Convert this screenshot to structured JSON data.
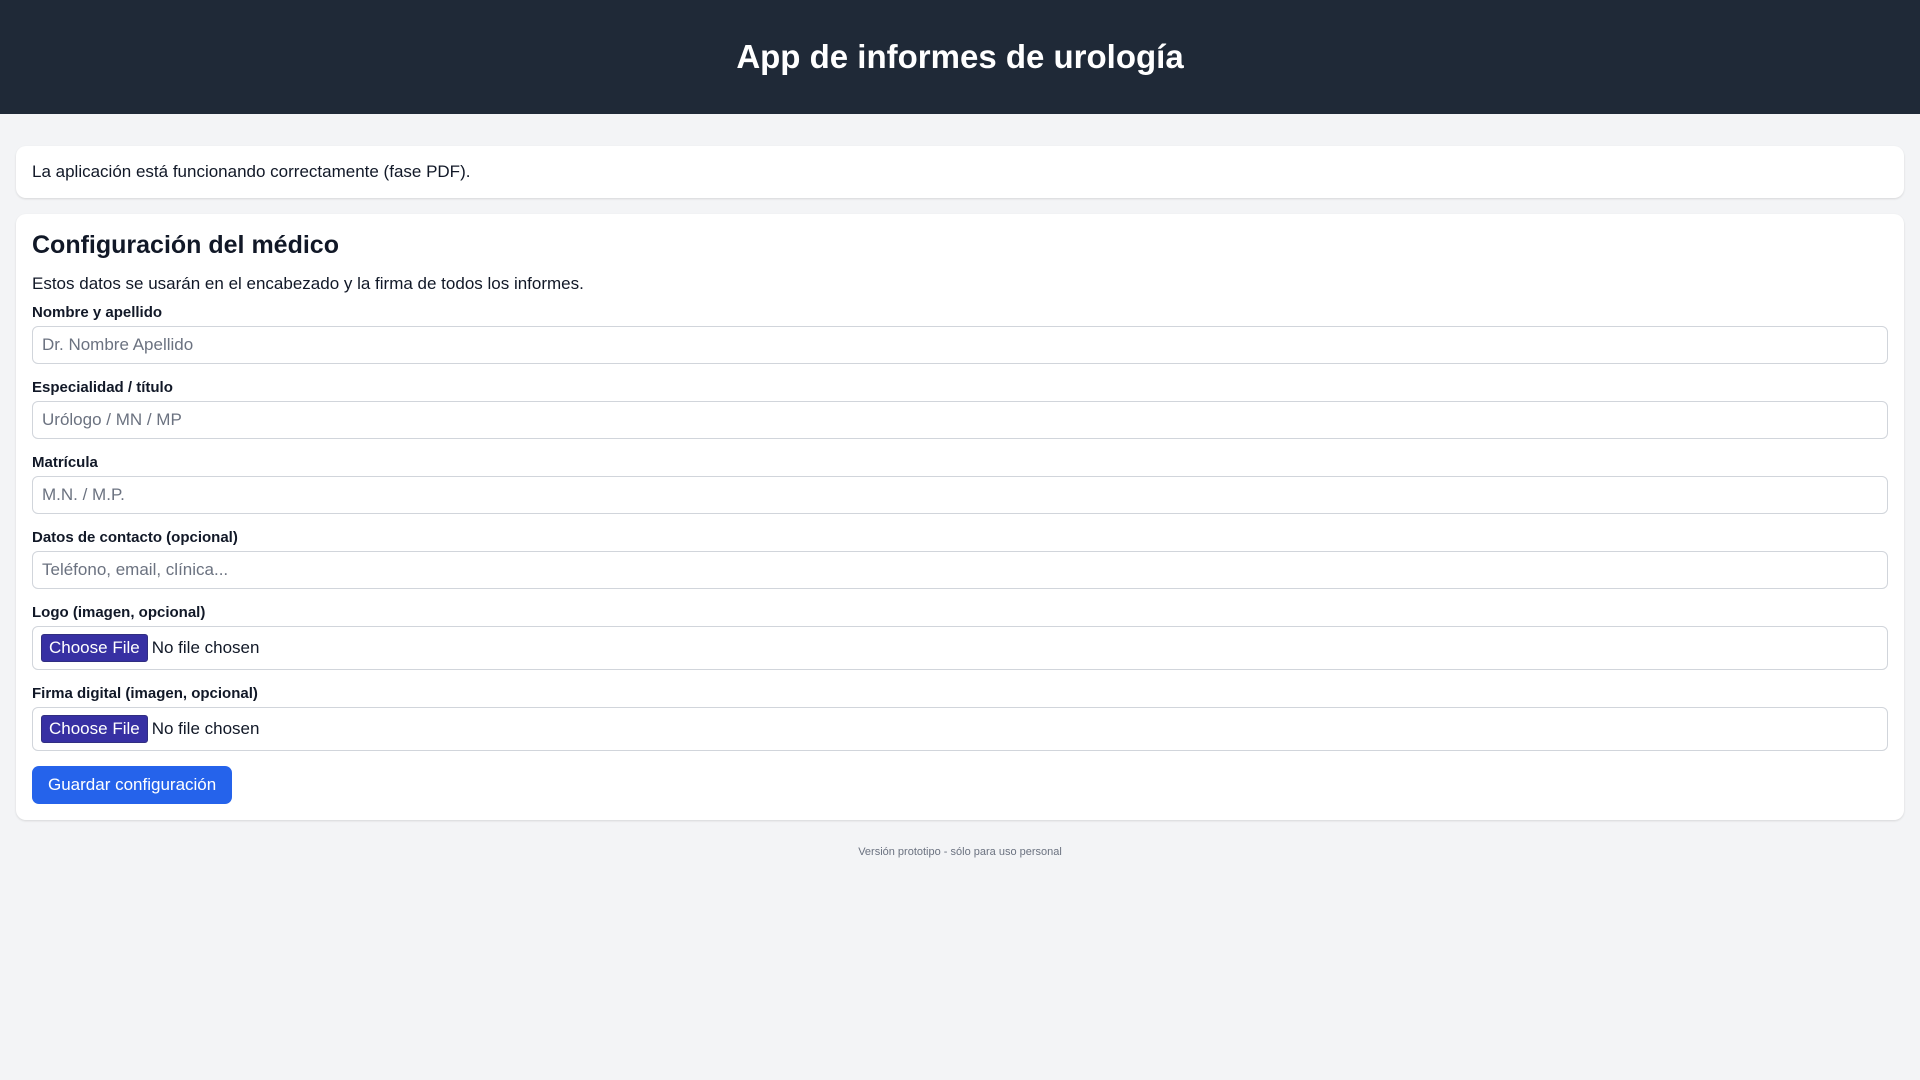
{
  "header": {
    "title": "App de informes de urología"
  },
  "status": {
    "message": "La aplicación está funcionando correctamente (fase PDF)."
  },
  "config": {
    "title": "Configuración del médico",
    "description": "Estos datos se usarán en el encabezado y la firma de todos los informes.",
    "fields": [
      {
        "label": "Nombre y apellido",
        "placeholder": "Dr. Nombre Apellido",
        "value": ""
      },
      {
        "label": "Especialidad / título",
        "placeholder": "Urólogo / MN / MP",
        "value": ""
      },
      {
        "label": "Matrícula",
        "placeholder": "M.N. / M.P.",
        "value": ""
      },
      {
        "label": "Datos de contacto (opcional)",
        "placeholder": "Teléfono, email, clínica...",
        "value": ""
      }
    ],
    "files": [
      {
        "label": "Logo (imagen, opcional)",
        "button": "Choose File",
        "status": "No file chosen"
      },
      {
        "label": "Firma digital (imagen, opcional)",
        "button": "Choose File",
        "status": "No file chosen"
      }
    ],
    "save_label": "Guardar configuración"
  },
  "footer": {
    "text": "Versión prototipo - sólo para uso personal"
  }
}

### Work required
Extract all lines from the material above that include the word "Nombre".

### Solution
        "label": "Nombre y apellido",
        "placeholder": "Dr. Nombre Apellido",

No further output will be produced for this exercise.